Problem statement> Tally the lines of the listing that contain the string "time". Give the number and nothing else.

Information shown>
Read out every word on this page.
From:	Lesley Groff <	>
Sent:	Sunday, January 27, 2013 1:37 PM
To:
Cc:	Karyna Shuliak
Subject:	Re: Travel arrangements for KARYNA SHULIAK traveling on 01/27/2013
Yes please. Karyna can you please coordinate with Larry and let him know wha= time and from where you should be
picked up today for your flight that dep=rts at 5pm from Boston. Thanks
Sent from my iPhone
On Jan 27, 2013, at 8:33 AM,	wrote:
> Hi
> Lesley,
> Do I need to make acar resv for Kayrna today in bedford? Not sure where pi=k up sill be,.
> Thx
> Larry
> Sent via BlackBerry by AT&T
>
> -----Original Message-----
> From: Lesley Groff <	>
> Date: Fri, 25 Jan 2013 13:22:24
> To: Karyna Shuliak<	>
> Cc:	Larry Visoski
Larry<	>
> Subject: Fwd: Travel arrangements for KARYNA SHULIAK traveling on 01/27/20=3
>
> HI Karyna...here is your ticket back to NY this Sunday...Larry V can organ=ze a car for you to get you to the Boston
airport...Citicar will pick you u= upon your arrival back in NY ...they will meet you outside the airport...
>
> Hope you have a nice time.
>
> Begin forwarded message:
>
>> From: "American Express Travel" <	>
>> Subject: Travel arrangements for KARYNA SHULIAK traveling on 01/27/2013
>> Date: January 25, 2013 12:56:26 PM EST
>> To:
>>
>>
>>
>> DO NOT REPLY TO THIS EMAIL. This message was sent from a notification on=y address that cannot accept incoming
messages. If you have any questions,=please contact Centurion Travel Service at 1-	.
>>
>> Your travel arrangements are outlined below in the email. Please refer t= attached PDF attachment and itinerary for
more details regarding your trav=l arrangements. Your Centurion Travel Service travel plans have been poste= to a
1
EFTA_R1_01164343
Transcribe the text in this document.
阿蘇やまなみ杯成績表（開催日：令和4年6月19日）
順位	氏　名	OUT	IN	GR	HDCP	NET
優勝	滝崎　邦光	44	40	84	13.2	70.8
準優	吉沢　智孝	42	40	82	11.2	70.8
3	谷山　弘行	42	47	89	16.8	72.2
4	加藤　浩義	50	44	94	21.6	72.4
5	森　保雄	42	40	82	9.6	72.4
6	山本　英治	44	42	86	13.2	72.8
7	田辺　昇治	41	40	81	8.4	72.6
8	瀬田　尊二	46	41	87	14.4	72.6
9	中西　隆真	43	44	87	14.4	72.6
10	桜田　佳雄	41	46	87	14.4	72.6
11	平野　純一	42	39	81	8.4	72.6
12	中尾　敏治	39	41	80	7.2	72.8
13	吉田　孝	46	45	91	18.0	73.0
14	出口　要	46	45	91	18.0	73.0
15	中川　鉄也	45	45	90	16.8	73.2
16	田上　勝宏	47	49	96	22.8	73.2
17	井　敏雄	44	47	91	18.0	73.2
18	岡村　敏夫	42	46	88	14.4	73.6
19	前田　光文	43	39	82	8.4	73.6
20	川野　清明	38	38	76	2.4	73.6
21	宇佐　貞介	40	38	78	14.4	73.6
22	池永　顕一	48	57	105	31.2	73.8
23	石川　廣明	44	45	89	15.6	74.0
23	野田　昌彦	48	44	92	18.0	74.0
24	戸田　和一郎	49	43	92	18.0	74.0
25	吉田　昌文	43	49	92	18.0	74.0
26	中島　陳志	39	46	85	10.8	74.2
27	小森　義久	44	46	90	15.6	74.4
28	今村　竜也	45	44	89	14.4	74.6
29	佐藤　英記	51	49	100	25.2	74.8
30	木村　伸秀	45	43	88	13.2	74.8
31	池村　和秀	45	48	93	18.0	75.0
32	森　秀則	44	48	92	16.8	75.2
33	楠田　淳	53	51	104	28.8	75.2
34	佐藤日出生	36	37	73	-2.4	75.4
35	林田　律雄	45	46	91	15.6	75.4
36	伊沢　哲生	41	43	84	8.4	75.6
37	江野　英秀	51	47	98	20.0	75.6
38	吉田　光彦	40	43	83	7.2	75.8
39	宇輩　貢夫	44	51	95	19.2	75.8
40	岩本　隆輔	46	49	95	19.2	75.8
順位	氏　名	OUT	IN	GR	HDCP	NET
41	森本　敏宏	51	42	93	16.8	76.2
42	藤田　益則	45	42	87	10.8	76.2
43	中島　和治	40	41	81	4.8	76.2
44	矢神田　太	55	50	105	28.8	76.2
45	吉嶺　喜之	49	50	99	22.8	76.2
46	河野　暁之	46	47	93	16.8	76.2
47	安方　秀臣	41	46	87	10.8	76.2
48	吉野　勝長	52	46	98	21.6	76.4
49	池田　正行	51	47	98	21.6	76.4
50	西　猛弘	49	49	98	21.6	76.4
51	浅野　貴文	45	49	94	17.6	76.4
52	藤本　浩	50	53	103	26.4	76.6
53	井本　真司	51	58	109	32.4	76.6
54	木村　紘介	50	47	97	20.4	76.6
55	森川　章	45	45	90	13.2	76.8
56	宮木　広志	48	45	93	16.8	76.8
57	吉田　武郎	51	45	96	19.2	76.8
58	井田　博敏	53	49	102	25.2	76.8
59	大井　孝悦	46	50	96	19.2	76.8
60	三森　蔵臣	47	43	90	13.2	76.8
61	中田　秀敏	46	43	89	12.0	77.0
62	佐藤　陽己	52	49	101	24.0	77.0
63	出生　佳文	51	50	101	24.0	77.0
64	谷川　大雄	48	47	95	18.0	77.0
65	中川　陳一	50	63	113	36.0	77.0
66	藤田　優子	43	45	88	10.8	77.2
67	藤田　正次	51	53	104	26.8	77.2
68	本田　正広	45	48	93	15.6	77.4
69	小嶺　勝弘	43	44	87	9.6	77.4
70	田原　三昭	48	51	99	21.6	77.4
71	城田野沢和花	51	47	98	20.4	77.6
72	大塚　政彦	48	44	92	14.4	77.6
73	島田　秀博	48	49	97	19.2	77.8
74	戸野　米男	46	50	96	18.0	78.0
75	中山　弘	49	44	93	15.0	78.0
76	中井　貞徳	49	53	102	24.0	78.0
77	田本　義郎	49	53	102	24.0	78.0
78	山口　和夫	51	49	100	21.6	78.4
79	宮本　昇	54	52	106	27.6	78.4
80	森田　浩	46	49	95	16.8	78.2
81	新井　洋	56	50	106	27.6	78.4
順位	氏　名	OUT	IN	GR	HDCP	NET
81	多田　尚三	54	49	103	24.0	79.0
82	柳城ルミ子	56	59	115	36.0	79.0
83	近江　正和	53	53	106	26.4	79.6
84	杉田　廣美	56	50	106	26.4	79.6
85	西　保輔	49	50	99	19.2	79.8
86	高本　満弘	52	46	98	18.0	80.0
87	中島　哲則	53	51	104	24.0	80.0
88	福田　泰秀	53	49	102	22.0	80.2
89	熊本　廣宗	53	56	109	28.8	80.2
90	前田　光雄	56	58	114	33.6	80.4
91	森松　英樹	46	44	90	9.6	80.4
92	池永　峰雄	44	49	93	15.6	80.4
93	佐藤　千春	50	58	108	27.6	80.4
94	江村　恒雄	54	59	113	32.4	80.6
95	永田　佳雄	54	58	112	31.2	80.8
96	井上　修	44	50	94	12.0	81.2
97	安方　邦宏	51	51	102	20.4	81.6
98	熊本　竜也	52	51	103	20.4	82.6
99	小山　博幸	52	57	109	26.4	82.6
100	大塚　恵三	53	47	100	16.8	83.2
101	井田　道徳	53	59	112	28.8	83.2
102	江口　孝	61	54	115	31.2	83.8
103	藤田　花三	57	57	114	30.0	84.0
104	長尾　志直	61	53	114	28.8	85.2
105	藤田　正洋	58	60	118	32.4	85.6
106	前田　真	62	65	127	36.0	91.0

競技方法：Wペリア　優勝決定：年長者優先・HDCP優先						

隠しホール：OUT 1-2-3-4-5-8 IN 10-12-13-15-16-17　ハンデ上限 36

Exercise answer> 2